**Task requirements:**
Lines containing the string "sous" are to be counted. Write only how many there are.

**Material supplied:**
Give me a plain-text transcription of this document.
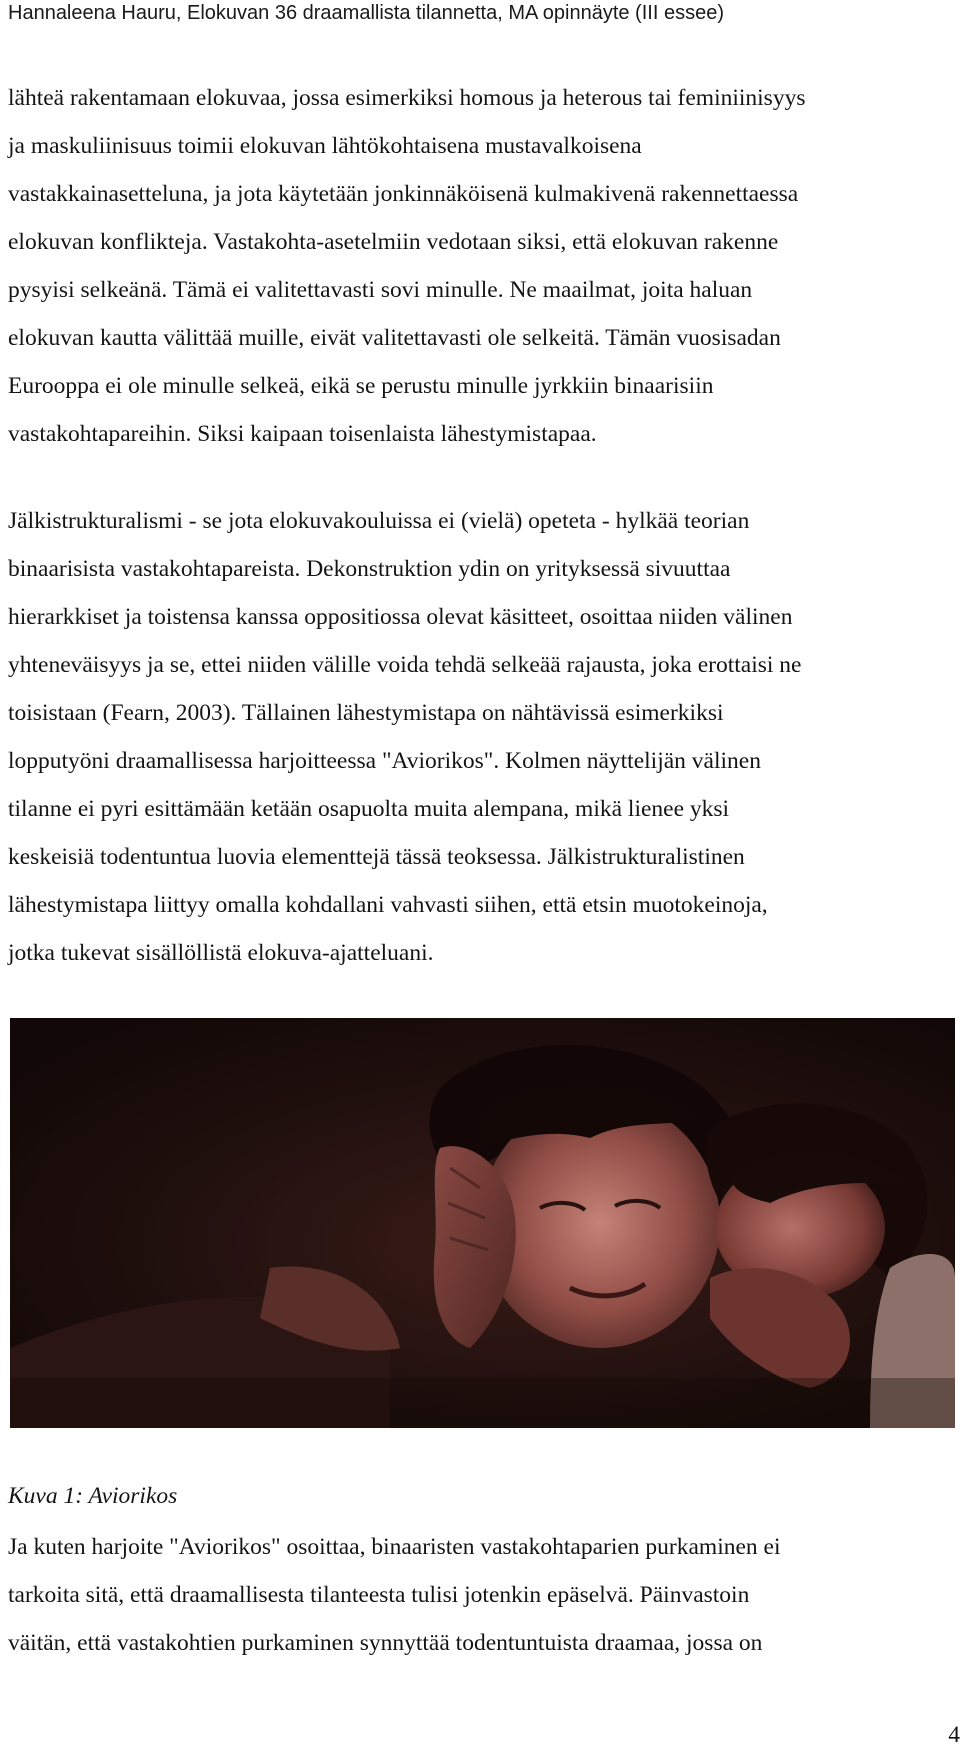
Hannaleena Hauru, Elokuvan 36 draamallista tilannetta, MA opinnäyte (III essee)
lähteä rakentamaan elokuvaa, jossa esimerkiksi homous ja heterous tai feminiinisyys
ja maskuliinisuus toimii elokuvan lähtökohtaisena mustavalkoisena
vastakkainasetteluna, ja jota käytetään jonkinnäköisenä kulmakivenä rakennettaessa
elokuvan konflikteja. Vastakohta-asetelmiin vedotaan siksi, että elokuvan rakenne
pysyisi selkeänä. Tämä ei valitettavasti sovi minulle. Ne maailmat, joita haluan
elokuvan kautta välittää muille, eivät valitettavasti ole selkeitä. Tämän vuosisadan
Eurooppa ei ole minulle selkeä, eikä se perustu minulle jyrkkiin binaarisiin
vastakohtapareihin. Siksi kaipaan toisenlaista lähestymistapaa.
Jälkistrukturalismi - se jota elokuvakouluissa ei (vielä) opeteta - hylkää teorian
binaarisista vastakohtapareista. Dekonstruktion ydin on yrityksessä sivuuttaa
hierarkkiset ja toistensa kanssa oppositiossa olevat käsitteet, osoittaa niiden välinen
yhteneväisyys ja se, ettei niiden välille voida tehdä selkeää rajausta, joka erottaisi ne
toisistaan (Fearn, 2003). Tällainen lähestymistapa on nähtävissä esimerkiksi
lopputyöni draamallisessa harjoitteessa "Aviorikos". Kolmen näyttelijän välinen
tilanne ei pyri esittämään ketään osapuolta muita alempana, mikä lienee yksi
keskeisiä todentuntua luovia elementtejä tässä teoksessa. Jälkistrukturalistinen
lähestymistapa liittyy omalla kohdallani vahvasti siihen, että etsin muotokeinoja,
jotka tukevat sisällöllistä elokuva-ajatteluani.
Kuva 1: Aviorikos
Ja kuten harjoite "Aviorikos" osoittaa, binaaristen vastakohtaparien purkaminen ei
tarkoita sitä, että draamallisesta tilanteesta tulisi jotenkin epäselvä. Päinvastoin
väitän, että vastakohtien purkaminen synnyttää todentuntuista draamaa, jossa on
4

...

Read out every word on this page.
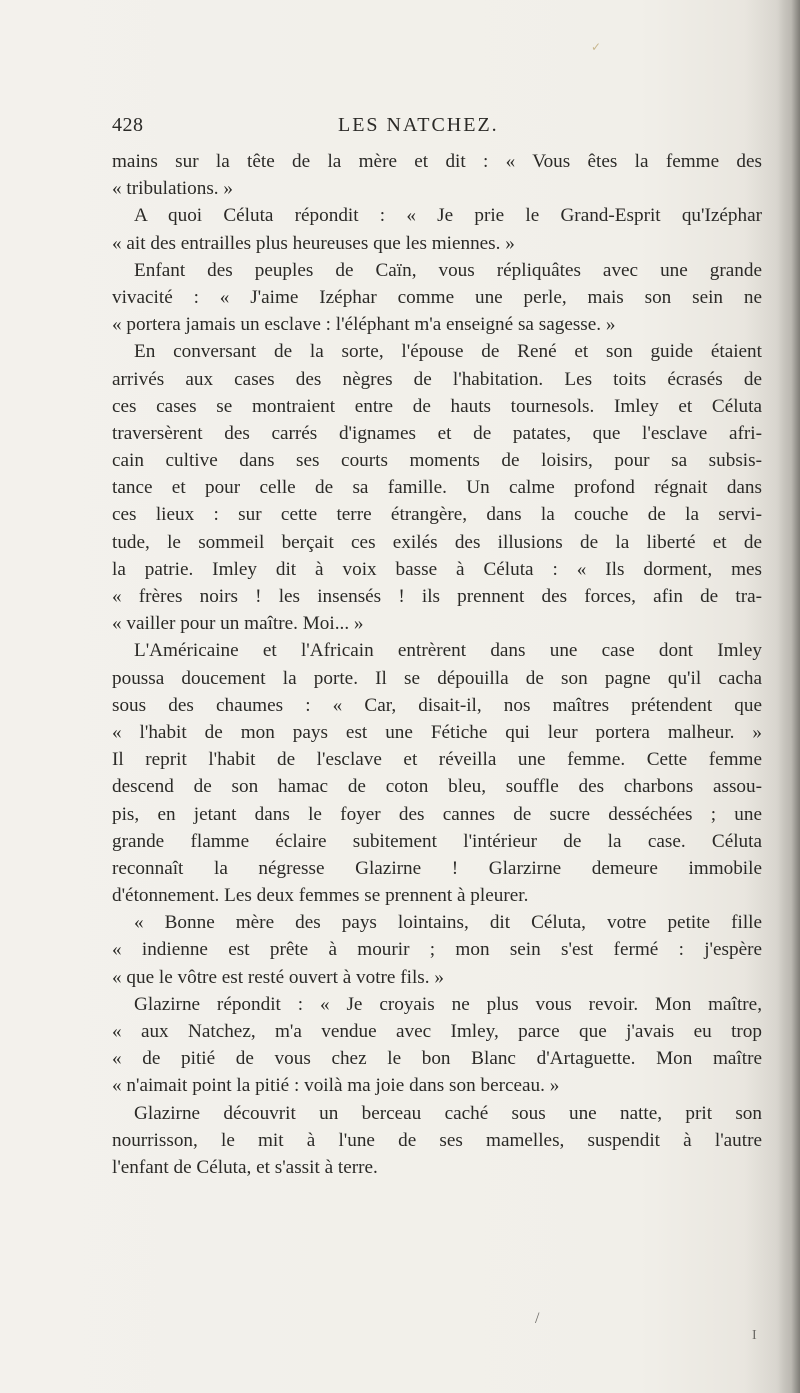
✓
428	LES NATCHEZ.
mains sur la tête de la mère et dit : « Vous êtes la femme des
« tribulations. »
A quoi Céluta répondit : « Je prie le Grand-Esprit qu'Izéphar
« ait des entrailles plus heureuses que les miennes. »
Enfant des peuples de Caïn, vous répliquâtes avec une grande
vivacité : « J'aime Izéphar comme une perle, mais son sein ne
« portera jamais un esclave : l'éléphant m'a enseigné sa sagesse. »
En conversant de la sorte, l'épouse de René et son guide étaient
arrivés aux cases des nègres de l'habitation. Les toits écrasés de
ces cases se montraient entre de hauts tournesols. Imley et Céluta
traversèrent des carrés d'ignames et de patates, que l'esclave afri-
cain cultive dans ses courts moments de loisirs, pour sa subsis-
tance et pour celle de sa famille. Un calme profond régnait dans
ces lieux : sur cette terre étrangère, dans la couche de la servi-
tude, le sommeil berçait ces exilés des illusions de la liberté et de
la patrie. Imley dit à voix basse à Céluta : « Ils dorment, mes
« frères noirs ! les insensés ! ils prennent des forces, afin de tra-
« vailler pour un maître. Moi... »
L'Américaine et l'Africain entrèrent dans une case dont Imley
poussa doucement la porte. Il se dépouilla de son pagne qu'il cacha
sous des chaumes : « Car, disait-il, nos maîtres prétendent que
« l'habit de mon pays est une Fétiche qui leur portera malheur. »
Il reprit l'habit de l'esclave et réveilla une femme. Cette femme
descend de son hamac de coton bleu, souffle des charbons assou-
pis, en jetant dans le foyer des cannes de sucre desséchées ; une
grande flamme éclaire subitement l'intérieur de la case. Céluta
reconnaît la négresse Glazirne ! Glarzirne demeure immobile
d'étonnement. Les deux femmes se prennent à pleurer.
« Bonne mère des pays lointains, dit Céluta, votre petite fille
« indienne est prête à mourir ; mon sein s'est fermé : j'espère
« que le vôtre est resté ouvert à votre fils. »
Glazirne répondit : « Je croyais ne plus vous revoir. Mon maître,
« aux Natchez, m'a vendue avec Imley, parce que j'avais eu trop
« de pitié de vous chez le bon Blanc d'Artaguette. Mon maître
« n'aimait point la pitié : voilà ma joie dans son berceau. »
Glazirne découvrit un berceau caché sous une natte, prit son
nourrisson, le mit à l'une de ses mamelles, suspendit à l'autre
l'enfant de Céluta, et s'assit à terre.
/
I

==

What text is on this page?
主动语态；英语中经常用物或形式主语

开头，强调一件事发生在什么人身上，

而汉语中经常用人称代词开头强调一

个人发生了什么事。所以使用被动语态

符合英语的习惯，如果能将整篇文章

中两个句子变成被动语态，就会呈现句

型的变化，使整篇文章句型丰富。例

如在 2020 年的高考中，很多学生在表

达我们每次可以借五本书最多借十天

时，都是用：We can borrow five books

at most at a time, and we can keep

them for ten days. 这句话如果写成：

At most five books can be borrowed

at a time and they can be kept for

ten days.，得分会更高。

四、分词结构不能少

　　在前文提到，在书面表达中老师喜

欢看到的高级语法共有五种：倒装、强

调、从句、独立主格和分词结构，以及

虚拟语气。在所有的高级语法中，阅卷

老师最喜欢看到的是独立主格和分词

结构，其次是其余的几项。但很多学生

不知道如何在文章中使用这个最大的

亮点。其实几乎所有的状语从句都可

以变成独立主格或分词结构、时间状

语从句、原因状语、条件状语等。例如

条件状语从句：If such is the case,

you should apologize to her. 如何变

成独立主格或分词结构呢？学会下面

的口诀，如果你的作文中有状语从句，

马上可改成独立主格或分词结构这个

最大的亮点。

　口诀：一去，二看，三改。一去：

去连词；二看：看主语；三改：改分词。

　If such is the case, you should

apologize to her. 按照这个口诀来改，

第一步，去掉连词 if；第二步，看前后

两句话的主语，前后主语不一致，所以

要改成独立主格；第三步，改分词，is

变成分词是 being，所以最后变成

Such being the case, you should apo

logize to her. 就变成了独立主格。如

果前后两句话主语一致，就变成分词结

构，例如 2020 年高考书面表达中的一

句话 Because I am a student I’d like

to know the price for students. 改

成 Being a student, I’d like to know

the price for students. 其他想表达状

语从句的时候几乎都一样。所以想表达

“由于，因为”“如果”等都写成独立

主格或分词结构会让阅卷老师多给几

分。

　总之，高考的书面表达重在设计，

**Final result:**
2